_TASK STATEMENT_
Present each line of the entries below that holds the word "blue".

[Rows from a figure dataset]
== == ==

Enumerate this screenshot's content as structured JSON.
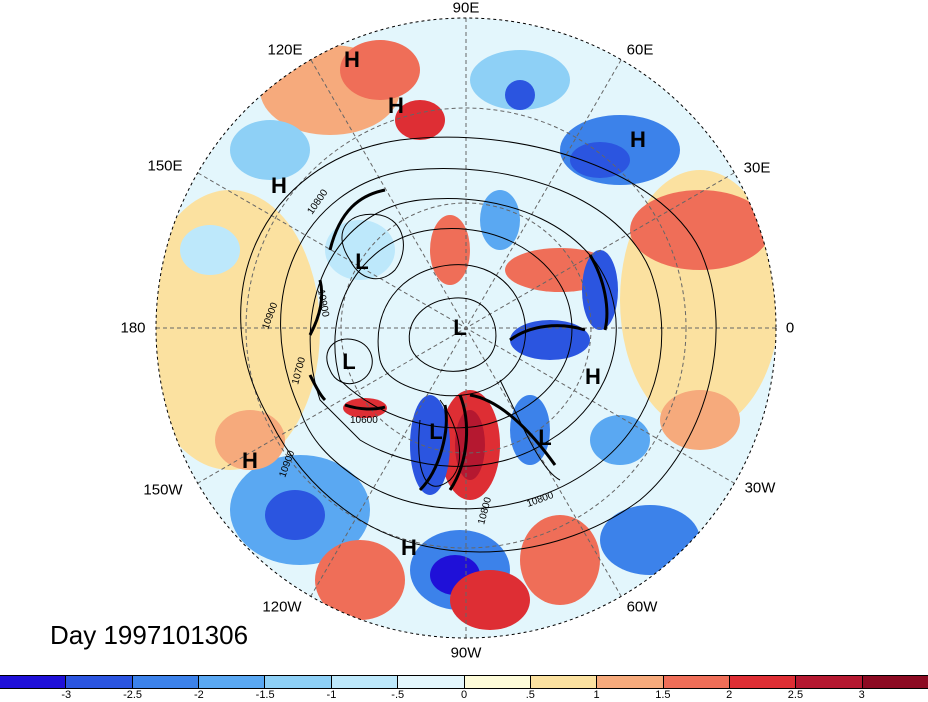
{
  "title": "Day 1997101306",
  "longitude_labels": [
    "90E",
    "60E",
    "30E",
    "0",
    "30W",
    "60W",
    "90W",
    "120W",
    "150W",
    "180",
    "150E",
    "120E"
  ],
  "pressure_systems": [
    {
      "label": "H",
      "name": "high-1"
    },
    {
      "label": "H",
      "name": "high-2"
    },
    {
      "label": "H",
      "name": "high-3"
    },
    {
      "label": "H",
      "name": "high-4"
    },
    {
      "label": "H",
      "name": "high-5"
    },
    {
      "label": "H",
      "name": "high-6"
    },
    {
      "label": "H",
      "name": "high-7"
    },
    {
      "label": "L",
      "name": "low-1"
    },
    {
      "label": "L",
      "name": "low-2"
    },
    {
      "label": "L",
      "name": "low-3"
    },
    {
      "label": "L",
      "name": "low-4"
    },
    {
      "label": "L",
      "name": "low-5"
    }
  ],
  "contour_labels": [
    "10800",
    "10900",
    "10900",
    "10700",
    "10600",
    "10900",
    "10800",
    "10800"
  ],
  "colorbar": {
    "ticks": [
      "-3",
      "-2.5",
      "-2",
      "-1.5",
      "-1",
      "-.5",
      "0",
      ".5",
      "1",
      "1.5",
      "2",
      "2.5",
      "3"
    ],
    "colors": [
      "#1f10d8",
      "#2b55e0",
      "#3c82ea",
      "#5aa8f2",
      "#8ed0f6",
      "#bde8fb",
      "#e3f6fc",
      "#fdfbd8",
      "#fbe1a0",
      "#f6aa7c",
      "#ef6e58",
      "#de2e34",
      "#b51830",
      "#8c0a22"
    ]
  },
  "field_blobs": [
    {
      "name": "red-n-europe",
      "color": "#ef6e58"
    },
    {
      "name": "blue-scandinavia",
      "color": "#3c82ea"
    },
    {
      "name": "red-n-america",
      "color": "#de2e34"
    },
    {
      "name": "blue-hudson",
      "color": "#2b55e0"
    }
  ]
}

== == ==

_OUTPUT OF THE EXERCISE_
      "name": "blue-scandinavia",
      "name": "blue-hudson",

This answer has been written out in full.